*** DATASET CONTENT

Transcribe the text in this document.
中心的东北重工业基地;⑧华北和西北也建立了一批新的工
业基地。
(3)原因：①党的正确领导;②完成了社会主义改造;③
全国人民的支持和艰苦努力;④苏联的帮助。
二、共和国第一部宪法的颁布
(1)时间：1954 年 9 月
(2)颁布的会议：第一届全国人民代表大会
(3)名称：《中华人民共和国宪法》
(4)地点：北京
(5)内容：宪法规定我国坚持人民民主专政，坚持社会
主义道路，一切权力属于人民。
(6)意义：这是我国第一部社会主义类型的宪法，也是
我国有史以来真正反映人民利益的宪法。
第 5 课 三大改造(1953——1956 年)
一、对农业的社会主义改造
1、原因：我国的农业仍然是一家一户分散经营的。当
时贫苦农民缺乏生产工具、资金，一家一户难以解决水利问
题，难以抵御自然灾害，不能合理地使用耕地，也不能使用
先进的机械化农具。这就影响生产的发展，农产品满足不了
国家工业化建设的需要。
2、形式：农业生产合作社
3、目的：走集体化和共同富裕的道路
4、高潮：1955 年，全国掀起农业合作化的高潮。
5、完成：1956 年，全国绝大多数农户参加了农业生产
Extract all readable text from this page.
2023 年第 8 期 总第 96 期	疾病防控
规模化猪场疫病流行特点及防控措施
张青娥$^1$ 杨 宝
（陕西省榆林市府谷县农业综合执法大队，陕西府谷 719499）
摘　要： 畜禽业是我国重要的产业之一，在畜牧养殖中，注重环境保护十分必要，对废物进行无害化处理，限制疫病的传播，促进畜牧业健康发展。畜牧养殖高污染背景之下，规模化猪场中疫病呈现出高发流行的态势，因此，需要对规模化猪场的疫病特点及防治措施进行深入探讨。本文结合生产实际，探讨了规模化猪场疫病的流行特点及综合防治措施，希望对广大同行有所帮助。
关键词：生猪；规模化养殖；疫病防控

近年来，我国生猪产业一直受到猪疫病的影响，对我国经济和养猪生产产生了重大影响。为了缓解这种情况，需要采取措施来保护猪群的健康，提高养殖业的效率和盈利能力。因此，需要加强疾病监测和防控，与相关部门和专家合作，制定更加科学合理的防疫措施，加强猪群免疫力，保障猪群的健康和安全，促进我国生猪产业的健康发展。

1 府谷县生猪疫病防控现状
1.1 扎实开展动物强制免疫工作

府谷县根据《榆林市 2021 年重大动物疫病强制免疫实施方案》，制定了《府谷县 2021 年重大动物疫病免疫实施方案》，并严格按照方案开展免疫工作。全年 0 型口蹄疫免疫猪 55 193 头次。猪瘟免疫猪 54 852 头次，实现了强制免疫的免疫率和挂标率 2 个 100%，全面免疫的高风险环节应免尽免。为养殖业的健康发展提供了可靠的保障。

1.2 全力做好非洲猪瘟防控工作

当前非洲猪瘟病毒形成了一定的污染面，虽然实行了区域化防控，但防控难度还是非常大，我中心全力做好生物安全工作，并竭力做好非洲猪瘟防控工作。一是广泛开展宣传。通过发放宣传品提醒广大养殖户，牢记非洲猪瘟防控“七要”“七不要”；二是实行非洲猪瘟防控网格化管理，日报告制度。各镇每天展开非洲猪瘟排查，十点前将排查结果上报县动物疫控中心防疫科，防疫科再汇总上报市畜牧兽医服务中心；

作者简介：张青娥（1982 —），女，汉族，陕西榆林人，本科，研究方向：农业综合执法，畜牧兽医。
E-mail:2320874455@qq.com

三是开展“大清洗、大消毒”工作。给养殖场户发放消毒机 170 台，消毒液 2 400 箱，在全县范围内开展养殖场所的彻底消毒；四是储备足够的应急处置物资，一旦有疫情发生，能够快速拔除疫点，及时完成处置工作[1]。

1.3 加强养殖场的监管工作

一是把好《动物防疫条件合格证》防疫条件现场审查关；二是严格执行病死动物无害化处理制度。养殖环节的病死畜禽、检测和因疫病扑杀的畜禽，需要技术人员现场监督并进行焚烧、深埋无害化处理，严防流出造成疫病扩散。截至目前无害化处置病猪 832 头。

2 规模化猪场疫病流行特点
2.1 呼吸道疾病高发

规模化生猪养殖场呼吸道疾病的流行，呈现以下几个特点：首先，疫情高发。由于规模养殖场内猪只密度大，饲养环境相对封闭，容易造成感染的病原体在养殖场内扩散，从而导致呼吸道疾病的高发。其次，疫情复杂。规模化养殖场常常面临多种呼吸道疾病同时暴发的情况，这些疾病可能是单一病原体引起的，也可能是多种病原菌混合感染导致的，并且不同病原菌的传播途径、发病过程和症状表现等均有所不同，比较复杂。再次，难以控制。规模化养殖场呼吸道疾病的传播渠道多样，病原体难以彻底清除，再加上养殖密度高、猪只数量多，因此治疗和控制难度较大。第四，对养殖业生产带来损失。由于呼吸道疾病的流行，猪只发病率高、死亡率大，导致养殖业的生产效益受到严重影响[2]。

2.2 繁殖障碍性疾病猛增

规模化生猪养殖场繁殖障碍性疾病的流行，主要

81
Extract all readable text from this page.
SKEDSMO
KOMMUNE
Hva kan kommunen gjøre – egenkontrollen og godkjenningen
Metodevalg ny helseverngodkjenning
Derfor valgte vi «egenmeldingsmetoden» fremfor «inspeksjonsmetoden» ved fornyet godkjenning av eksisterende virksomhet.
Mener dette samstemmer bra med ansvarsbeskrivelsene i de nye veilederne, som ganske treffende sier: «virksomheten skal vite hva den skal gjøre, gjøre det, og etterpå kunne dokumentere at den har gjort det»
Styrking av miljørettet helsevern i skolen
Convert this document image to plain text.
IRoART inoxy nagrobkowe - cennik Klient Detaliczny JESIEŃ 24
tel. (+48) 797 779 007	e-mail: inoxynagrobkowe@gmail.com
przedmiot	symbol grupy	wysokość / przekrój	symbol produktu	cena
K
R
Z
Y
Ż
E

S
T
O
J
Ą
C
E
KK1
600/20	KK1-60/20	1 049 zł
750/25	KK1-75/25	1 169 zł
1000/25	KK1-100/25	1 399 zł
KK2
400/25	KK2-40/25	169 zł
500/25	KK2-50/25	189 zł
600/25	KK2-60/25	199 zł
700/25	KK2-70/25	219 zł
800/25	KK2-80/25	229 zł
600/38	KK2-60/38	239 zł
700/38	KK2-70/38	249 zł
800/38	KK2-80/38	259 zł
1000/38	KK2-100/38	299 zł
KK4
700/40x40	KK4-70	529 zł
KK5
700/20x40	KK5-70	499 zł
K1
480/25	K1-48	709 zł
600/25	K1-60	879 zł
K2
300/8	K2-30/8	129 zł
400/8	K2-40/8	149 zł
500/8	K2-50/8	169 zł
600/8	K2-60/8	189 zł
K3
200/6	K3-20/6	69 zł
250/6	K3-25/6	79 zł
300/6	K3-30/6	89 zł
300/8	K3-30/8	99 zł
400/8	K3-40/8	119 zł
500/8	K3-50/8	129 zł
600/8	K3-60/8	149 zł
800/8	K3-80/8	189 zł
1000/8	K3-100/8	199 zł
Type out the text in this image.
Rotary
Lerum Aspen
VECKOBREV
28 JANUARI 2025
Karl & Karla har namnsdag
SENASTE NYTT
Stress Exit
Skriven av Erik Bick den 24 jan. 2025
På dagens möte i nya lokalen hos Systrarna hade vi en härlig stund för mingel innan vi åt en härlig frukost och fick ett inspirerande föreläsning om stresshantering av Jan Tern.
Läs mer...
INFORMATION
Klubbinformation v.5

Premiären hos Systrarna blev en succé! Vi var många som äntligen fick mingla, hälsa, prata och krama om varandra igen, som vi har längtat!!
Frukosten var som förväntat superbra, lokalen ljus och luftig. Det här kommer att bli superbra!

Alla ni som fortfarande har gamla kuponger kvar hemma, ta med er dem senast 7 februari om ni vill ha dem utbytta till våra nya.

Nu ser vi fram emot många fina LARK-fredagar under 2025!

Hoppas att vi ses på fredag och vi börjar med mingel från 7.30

******

**TASK STATEMENT:** Copy out every line in the entries above that holds "image".

**PROBLEM SOLUTION:**
Convert this document image to plain text.
Type out the text in this image.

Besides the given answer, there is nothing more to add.